WHAT NEEDS TO BE DONE:
Look through the material and tally each line bearing the word "pour". Give only the total.

PROVIDED INFORMATION:
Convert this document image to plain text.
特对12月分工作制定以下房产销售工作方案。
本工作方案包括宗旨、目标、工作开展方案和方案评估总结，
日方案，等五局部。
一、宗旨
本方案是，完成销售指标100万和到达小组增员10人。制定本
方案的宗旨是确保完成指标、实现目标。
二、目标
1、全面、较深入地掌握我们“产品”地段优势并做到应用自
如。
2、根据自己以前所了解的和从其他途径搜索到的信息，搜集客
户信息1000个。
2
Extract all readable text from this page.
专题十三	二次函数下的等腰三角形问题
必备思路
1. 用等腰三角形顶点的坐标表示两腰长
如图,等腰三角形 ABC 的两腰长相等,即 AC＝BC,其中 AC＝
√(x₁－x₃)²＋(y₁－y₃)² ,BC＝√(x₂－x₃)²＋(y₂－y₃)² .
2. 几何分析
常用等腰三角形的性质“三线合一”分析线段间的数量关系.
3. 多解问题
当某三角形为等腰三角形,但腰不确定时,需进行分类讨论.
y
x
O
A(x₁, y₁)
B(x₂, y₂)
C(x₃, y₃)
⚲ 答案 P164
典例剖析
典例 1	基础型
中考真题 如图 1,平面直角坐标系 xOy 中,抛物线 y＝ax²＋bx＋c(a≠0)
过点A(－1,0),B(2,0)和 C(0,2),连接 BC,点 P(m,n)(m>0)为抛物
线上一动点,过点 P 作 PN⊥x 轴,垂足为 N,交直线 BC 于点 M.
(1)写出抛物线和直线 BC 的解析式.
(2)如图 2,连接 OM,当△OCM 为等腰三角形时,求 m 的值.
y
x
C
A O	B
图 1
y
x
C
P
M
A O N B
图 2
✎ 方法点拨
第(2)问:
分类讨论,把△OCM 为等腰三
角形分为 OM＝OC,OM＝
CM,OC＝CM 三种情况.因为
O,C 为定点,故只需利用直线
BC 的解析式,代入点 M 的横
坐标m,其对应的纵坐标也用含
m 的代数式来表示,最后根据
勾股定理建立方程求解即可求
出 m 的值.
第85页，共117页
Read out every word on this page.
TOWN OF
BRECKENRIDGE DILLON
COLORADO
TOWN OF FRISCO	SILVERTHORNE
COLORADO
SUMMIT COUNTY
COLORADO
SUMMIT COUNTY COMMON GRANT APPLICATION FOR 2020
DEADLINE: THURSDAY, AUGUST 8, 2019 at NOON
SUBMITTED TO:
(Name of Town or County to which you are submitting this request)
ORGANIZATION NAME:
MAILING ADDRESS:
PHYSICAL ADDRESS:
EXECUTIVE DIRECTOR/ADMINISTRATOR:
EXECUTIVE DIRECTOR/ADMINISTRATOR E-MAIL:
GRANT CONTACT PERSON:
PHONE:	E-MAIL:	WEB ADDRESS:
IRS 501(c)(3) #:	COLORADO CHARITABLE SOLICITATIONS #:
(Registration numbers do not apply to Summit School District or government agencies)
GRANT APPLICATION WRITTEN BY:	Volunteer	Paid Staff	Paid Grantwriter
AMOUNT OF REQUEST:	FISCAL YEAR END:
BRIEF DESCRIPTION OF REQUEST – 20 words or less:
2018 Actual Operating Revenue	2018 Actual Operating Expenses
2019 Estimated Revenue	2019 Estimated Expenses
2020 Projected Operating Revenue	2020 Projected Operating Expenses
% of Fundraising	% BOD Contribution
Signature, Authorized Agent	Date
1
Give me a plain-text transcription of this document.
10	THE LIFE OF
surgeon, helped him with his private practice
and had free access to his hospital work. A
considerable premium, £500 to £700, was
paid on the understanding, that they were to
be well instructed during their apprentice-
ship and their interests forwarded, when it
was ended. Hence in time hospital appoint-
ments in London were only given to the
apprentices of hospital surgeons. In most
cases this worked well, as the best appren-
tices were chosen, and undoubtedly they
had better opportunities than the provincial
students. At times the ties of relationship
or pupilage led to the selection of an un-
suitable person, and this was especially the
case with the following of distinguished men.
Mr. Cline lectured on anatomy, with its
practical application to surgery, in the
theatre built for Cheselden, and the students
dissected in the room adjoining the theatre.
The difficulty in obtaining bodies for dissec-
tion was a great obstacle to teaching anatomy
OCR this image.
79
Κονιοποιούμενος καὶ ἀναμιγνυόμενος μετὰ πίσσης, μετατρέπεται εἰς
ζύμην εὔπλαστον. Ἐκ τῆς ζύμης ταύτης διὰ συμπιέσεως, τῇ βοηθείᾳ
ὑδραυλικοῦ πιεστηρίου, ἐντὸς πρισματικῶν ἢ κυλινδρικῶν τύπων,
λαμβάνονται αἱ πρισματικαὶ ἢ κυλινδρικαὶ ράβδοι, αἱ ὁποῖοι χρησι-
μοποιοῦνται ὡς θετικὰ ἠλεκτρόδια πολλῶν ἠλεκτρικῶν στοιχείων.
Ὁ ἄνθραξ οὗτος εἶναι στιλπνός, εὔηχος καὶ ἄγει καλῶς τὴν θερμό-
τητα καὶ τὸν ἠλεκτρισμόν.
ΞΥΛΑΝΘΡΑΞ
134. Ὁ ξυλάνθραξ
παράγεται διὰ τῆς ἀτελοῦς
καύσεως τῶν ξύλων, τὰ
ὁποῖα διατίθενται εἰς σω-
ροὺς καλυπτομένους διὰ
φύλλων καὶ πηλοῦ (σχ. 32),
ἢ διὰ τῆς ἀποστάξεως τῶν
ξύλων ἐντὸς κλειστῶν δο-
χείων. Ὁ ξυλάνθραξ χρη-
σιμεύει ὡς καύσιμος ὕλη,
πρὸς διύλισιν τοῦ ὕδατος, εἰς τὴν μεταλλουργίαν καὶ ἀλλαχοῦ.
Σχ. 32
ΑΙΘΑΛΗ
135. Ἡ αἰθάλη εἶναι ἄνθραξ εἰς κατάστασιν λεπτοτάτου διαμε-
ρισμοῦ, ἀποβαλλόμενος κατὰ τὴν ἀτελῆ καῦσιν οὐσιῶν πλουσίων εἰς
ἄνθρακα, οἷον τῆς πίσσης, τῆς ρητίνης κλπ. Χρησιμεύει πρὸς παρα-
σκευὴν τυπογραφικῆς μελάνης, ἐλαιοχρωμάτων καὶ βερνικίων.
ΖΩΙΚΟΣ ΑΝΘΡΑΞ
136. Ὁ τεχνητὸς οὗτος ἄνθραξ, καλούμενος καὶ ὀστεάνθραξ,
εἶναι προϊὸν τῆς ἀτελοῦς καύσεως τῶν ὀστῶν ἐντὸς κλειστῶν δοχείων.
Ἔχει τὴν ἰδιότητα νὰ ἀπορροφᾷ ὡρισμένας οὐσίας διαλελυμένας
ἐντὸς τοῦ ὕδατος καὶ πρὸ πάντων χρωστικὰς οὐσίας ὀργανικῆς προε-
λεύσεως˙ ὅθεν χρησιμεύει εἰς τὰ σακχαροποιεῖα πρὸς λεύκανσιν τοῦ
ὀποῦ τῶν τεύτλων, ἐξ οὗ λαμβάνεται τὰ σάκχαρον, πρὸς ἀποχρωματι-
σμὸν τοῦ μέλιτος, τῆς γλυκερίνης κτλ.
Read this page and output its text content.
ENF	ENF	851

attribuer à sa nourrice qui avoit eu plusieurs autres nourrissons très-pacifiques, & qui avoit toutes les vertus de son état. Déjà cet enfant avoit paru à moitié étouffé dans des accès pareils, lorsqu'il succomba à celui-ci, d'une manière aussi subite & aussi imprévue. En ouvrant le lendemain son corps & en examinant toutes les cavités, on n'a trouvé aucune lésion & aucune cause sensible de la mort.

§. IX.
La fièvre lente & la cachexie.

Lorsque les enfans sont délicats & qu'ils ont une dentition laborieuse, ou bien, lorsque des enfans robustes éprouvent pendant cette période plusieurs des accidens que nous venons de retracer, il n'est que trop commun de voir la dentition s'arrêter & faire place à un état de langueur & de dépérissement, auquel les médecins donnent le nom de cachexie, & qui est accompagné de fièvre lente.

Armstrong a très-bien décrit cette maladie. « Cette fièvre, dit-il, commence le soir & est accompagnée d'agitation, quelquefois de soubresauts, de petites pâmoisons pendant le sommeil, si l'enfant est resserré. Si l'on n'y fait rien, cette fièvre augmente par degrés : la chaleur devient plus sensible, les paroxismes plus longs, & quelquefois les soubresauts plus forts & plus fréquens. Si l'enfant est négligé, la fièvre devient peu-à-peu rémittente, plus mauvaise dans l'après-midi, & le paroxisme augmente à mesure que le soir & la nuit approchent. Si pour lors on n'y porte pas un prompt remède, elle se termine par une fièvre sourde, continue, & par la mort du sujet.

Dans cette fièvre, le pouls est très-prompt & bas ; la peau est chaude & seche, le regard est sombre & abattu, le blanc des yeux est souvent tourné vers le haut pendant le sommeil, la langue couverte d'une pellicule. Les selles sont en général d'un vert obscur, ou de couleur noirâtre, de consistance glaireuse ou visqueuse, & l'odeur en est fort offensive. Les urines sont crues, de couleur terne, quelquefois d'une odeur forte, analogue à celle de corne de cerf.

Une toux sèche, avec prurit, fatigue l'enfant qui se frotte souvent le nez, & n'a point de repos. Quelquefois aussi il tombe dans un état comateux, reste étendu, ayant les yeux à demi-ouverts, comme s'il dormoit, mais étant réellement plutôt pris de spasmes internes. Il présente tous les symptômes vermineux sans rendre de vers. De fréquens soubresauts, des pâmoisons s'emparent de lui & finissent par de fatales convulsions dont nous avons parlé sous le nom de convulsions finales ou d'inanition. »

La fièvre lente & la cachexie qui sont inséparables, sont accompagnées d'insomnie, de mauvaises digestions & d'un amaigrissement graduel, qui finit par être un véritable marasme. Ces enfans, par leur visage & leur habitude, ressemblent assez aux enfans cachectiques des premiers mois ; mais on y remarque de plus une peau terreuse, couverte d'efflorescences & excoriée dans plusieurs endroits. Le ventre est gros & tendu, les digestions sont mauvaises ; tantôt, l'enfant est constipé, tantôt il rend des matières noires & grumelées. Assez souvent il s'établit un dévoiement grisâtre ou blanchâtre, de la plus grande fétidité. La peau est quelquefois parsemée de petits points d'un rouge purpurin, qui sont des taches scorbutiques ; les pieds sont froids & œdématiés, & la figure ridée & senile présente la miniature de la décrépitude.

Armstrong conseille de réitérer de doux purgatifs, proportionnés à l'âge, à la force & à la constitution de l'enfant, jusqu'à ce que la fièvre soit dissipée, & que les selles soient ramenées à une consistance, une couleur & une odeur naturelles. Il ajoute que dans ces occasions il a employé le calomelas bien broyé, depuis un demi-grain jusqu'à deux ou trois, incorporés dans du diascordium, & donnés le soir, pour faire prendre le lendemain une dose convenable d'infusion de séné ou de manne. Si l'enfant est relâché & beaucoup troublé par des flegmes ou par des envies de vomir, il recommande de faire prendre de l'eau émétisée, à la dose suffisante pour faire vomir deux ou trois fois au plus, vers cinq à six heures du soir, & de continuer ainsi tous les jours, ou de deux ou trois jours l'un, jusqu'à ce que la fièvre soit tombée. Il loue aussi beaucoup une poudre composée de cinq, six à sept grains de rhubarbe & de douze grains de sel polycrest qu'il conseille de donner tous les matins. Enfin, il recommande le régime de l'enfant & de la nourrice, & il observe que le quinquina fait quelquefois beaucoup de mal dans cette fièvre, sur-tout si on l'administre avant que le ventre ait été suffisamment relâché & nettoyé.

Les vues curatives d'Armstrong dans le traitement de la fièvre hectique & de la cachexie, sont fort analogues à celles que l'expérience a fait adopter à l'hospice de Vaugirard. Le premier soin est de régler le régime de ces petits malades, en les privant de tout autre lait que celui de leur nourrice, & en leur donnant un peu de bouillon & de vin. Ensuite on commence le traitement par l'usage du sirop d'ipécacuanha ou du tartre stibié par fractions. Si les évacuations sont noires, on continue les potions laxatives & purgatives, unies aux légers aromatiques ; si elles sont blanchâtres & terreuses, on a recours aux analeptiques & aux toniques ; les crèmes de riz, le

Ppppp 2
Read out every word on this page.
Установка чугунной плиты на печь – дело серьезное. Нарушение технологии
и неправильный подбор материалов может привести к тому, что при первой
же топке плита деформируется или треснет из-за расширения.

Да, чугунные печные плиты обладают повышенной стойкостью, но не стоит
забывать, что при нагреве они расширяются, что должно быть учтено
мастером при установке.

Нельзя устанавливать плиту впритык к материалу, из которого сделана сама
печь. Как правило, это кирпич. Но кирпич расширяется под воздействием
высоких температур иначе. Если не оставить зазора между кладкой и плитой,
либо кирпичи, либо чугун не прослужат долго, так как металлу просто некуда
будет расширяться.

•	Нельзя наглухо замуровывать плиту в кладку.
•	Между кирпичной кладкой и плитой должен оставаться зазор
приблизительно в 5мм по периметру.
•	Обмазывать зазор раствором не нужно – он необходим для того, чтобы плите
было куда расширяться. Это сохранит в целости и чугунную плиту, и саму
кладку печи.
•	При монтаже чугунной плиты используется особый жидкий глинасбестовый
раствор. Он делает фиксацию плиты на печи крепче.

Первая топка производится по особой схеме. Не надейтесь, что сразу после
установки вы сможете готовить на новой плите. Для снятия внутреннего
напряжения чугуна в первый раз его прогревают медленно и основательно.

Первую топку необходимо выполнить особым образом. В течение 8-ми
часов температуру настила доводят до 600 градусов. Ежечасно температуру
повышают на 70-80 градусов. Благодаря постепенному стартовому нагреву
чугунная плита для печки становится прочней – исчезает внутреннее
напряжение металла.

RESPONSE TO THE EXERCISE:
2